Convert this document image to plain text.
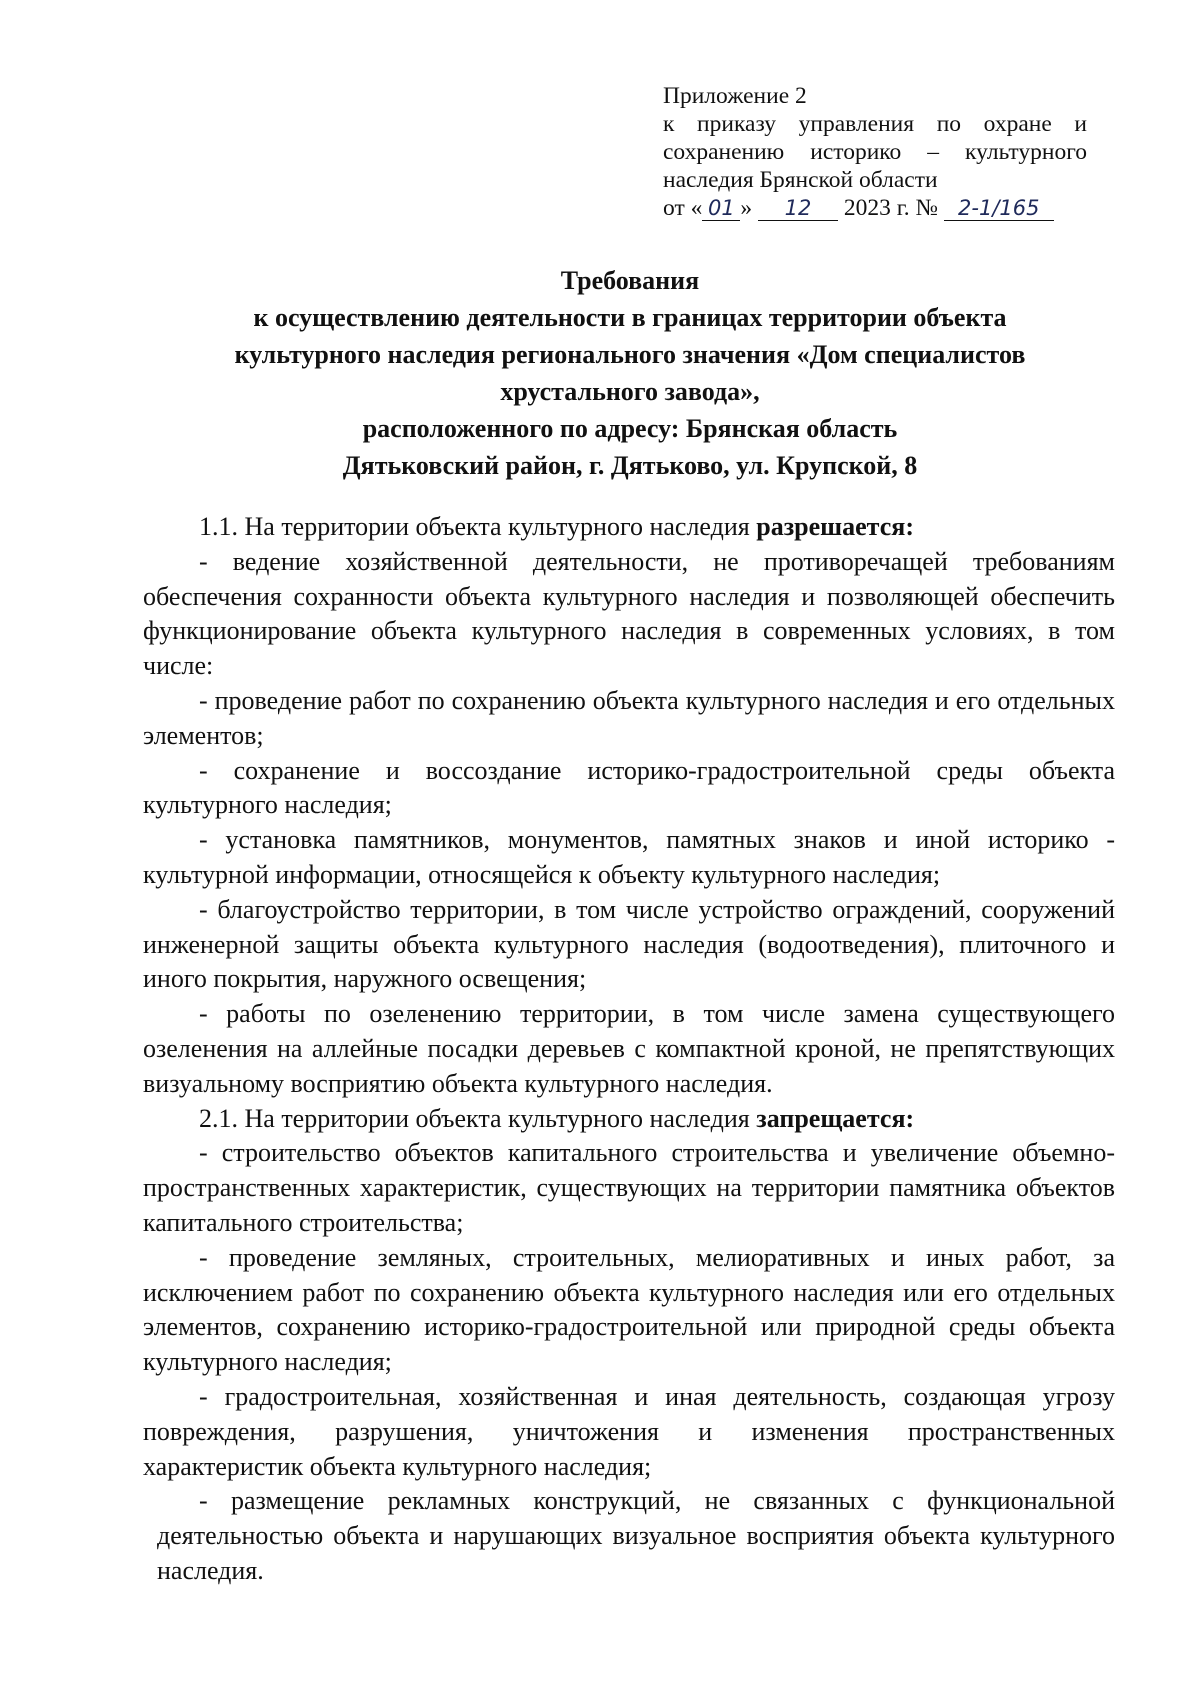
Приложение 2
к приказу управления по охране и
сохранению историко – культурного
наследия Брянской области
от « 01 » 12 2023 г. № 2-1/165
Требования
к осуществлению деятельности в границах территории объекта
культурного наследия регионального значения «Дом специалистов
хрустального завода»,
расположенного по адресу: Брянская область
Дятьковский район, г. Дятьково, ул. Крупской, 8

1.1. На территории объекта культурного наследия разрешается:

- ведение хозяйственной деятельности, не противоречащей требованиям обеспечения сохранности объекта культурного наследия и позволяющей обеспечить функционирование объекта культурного наследия в современных условиях, в том числе:

- проведение работ по сохранению объекта культурного наследия и его отдельных элементов;

- сохранение и воссоздание историко-градостроительной среды объекта культурного наследия;

- установка памятников, монументов, памятных знаков и иной историко - культурной информации, относящейся к объекту культурного наследия;

- благоустройство территории, в том числе устройство ограждений, сооружений инженерной защиты объекта культурного наследия (водоотведения), плиточного и иного покрытия, наружного освещения;

- работы по озеленению территории, в том числе замена существующего озеленения на аллейные посадки деревьев с компактной кроной, не препятствующих визуальному восприятию объекта культурного наследия.

2.1. На территории объекта культурного наследия запрещается:

- строительство объектов капитального строительства и увеличение объемно-пространственных характеристик, существующих на территории памятника объектов капитального строительства;

- проведение земляных, строительных, мелиоративных и иных работ, за исключением работ по сохранению объекта культурного наследия или его отдельных элементов, сохранению историко-градостроительной или природной среды объекта культурного наследия;

- градостроительная, хозяйственная и иная деятельность, создающая угрозу повреждения, разрушения, уничтожения и изменения пространственных характеристик объекта культурного наследия;

- размещение рекламных конструкций, не связанных с функциональной деятельностью объекта и нарушающих визуальное восприятия объекта культурного наследия.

----------------

[What is required] Copy every entry word for word, but omit the pictures.

[Result of this exercise]
Convert this document image to plain text.
Приложение 2
к приказу управления по охране и
сохранению историко – культурного
наследия Брянской области
от « 01 » 12 2023 г. № 2-1/165
Требования
к осуществлению деятельности в границах территории объекта
культурного наследия регионального значения «Дом специалистов
хрустального завода»,
расположенного по адресу: Брянская область
Дятьковский район, г. Дятьково, ул. Крупской, 8

1.1. На территории объекта культурного наследия разрешается:

- ведение хозяйственной деятельности, не противоречащей требованиям обеспечения сохранности объекта культурного наследия и позволяющей обеспечить функционирование объекта культурного наследия в современных условиях, в том числе:

- проведение работ по сохранению объекта культурного наследия и его отдельных элементов;

- сохранение и воссоздание историко-градостроительной среды объекта культурного наследия;

- установка памятников, монументов, памятных знаков и иной историко - культурной информации, относящейся к объекту культурного наследия;

- благоустройство территории, в том числе устройство ограждений, сооружений инженерной защиты объекта культурного наследия (водоотведения), плиточного и иного покрытия, наружного освещения;

- работы по озеленению территории, в том числе замена существующего озеленения на аллейные посадки деревьев с компактной кроной, не препятствующих визуальному восприятию объекта культурного наследия.

2.1. На территории объекта культурного наследия запрещается:

- строительство объектов капитального строительства и увеличение объемно-пространственных характеристик, существующих на территории памятника объектов капитального строительства;

- проведение земляных, строительных, мелиоративных и иных работ, за исключением работ по сохранению объекта культурного наследия или его отдельных элементов, сохранению историко-градостроительной или природной среды объекта культурного наследия;

- градостроительная, хозяйственная и иная деятельность, создающая угрозу повреждения, разрушения, уничтожения и изменения пространственных характеристик объекта культурного наследия;

- размещение рекламных конструкций, не связанных с функциональной деятельностью объекта и нарушающих визуальное восприятия объекта культурного наследия.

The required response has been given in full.